WHAT YOU HAVE TO DO:
Look through the data below and return each line where "headline" appears.

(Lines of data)
◆ ◆ ◆ ◆ ◆ ◆ ◆

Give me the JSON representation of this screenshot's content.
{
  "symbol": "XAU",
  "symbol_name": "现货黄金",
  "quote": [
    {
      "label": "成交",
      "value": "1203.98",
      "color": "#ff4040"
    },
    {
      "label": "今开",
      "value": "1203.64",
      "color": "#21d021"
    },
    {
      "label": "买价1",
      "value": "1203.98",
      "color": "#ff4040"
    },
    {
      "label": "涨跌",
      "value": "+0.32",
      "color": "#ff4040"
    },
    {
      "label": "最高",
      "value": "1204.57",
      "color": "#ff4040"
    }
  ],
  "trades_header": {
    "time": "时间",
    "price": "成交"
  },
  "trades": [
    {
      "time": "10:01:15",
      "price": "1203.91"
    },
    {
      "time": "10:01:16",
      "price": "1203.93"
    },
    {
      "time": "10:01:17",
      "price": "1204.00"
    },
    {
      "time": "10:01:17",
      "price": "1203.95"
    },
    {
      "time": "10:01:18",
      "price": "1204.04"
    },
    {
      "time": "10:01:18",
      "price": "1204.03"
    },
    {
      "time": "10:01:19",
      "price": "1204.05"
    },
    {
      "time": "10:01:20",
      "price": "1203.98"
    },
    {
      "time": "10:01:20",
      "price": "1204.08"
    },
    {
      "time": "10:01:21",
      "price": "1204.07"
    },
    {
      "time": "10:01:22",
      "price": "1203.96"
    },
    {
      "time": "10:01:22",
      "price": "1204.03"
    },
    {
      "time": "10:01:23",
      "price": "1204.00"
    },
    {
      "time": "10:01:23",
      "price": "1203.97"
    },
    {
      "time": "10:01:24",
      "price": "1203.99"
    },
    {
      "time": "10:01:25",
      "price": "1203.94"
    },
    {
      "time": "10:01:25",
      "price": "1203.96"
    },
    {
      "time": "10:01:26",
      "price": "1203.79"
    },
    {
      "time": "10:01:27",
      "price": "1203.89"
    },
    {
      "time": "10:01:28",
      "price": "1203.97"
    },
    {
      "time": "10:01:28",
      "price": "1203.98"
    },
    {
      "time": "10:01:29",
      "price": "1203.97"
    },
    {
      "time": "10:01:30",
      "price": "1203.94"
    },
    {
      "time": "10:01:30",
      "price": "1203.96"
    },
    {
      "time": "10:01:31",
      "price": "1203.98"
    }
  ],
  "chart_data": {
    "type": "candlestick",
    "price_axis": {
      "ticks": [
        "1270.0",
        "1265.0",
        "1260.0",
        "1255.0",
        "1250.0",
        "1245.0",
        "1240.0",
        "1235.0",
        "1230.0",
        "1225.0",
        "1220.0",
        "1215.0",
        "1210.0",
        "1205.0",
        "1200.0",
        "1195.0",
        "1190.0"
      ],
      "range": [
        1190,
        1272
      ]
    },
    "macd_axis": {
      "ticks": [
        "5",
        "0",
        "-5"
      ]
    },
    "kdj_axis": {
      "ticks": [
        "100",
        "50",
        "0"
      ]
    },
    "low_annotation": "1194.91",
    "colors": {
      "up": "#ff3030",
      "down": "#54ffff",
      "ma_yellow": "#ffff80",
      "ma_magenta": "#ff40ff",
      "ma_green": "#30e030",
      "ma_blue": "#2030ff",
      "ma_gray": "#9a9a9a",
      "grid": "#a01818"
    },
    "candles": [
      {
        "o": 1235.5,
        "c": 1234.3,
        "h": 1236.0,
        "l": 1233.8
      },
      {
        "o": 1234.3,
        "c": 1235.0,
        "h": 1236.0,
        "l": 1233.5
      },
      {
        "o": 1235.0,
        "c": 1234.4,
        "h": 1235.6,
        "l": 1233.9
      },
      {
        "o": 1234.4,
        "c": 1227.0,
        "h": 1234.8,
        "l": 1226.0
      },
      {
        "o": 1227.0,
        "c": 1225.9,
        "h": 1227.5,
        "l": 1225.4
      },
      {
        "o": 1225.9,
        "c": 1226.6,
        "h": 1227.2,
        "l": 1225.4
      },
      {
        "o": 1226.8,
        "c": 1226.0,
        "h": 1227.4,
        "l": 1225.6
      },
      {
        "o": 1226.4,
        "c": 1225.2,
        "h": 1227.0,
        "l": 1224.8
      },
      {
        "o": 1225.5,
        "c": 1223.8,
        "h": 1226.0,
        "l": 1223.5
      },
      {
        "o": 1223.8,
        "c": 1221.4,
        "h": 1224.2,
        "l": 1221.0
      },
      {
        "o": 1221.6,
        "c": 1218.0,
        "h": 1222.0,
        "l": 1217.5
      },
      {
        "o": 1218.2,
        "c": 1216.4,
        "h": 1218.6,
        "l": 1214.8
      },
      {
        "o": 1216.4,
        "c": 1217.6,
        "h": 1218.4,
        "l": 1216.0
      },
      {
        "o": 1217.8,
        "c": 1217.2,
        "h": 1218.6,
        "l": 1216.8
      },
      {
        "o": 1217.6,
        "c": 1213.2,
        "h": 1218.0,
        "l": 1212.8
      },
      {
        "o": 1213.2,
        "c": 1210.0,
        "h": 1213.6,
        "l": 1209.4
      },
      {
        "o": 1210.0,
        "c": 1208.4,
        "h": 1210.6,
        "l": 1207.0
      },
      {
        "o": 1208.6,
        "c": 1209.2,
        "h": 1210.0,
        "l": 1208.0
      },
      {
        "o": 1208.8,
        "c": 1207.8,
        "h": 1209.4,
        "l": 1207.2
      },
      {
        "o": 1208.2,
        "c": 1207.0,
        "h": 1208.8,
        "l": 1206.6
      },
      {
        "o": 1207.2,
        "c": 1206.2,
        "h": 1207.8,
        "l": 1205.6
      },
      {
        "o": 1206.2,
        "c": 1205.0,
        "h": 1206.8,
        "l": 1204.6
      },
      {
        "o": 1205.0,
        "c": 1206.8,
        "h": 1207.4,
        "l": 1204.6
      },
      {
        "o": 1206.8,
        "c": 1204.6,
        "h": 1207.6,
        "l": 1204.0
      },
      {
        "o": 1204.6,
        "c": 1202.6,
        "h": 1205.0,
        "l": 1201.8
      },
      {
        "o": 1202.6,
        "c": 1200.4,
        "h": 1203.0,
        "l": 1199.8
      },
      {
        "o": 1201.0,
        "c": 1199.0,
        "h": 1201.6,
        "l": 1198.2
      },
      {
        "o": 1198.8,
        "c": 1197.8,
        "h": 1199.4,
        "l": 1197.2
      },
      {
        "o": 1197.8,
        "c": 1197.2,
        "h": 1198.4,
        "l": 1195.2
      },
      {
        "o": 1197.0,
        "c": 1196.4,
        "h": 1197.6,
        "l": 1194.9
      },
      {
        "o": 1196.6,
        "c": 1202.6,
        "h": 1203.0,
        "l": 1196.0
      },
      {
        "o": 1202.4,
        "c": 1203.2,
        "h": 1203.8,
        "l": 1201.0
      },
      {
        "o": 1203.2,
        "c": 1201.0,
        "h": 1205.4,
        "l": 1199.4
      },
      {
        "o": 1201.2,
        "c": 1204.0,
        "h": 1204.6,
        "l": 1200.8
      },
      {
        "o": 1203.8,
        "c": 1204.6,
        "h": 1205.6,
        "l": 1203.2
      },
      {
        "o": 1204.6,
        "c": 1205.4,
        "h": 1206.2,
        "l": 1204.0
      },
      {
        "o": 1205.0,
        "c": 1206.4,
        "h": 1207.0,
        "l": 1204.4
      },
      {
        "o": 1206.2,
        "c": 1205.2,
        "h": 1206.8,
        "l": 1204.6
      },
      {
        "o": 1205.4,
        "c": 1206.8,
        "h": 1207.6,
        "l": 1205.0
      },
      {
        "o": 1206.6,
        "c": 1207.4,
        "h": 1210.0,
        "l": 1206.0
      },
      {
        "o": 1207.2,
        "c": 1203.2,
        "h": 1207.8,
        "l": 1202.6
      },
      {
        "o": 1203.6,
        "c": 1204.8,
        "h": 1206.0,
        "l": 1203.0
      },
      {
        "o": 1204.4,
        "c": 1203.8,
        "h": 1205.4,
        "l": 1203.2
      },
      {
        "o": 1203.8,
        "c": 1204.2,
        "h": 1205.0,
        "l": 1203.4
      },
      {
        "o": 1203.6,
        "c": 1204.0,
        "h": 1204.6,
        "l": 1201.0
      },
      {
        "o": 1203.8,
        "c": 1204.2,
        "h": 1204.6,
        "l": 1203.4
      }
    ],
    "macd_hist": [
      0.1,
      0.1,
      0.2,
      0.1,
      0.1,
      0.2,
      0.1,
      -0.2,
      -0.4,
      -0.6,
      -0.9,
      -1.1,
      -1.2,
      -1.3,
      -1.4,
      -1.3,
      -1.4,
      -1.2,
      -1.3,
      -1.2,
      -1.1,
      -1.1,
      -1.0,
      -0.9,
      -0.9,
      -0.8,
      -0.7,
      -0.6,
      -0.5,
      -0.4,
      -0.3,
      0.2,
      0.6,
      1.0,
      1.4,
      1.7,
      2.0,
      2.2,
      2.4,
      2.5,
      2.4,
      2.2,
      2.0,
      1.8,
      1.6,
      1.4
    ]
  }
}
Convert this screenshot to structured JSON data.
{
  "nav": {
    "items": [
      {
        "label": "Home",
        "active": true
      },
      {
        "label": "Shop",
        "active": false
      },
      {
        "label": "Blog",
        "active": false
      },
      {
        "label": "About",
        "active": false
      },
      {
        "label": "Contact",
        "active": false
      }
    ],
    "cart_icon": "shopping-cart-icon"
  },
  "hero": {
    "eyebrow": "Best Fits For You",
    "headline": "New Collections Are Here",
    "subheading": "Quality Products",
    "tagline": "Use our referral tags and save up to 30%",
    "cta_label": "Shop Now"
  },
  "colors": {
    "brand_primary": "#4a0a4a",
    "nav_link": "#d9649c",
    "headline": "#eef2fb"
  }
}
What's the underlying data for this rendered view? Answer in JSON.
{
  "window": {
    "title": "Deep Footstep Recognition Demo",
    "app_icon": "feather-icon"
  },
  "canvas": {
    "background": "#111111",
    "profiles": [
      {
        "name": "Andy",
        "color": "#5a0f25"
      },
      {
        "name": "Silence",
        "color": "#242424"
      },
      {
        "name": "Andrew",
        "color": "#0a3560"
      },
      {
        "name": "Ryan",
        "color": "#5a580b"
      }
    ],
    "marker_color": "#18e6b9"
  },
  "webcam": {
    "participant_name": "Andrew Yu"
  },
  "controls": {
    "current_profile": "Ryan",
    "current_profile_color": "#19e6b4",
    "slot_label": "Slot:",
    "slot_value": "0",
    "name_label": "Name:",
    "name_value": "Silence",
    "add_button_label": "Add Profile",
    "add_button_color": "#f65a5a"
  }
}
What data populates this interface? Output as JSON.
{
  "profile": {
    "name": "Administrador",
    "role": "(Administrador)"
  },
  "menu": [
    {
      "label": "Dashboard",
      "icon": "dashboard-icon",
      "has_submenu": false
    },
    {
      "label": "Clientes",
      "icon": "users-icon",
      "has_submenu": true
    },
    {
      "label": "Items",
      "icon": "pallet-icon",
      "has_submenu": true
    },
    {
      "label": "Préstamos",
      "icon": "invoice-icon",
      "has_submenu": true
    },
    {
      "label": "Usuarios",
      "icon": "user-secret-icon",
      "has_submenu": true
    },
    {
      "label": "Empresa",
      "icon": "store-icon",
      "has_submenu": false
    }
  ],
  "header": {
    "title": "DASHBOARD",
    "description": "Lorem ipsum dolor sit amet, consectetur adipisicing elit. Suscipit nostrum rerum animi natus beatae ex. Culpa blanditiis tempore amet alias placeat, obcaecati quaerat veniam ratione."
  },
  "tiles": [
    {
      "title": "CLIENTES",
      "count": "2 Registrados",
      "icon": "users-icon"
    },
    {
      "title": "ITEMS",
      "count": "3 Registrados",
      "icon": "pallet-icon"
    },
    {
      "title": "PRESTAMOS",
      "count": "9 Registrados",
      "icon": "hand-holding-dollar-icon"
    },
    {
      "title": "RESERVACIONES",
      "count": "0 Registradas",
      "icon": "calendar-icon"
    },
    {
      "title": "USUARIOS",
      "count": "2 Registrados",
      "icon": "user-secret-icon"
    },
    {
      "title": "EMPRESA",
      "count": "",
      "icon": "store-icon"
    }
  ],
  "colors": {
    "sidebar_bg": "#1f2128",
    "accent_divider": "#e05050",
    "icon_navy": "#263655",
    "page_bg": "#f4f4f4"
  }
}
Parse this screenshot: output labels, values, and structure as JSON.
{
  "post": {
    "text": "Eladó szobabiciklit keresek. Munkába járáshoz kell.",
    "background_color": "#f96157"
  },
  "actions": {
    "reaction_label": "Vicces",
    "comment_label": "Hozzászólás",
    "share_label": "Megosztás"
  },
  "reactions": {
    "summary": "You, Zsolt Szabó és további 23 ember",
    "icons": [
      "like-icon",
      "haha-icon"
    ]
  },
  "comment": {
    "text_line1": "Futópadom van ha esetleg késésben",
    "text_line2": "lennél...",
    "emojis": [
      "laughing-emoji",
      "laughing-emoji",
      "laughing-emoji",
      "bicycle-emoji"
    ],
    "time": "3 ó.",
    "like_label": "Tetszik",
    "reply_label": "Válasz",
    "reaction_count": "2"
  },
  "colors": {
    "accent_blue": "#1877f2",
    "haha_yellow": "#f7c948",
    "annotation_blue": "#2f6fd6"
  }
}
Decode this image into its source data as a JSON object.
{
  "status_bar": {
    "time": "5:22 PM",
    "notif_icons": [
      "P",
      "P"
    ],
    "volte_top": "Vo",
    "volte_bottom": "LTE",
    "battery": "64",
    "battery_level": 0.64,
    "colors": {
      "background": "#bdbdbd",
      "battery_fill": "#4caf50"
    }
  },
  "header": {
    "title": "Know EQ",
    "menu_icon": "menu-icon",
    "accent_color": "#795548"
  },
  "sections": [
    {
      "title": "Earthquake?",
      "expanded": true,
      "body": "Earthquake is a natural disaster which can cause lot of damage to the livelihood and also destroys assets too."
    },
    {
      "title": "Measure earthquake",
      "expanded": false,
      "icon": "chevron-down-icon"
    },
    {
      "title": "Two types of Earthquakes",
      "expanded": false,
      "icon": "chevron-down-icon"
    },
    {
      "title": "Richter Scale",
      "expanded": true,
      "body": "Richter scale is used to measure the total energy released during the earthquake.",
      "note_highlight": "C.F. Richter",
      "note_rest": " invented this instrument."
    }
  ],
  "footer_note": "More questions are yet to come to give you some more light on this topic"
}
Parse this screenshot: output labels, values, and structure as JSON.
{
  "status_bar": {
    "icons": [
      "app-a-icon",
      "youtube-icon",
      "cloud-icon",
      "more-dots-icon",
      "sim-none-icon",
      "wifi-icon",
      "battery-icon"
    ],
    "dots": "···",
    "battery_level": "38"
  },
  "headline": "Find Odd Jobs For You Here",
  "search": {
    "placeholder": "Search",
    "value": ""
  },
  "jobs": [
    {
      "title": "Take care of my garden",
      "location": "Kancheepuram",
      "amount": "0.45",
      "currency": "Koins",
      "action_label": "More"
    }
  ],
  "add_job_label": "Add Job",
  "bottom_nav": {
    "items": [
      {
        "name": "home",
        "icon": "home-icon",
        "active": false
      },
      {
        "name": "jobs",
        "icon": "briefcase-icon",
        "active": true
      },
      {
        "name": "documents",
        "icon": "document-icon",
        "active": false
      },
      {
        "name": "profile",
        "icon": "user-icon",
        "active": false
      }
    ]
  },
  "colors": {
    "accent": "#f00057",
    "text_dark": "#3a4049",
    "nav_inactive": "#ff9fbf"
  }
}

◆ ◆ ◆ ◆ ◆ ◆ ◆

REPLY TO THE EXERCISE:
    "headline": "New Collections Are Here",
    "headline": "#eef2fb"
  "headline": "Find Odd Jobs For You Here",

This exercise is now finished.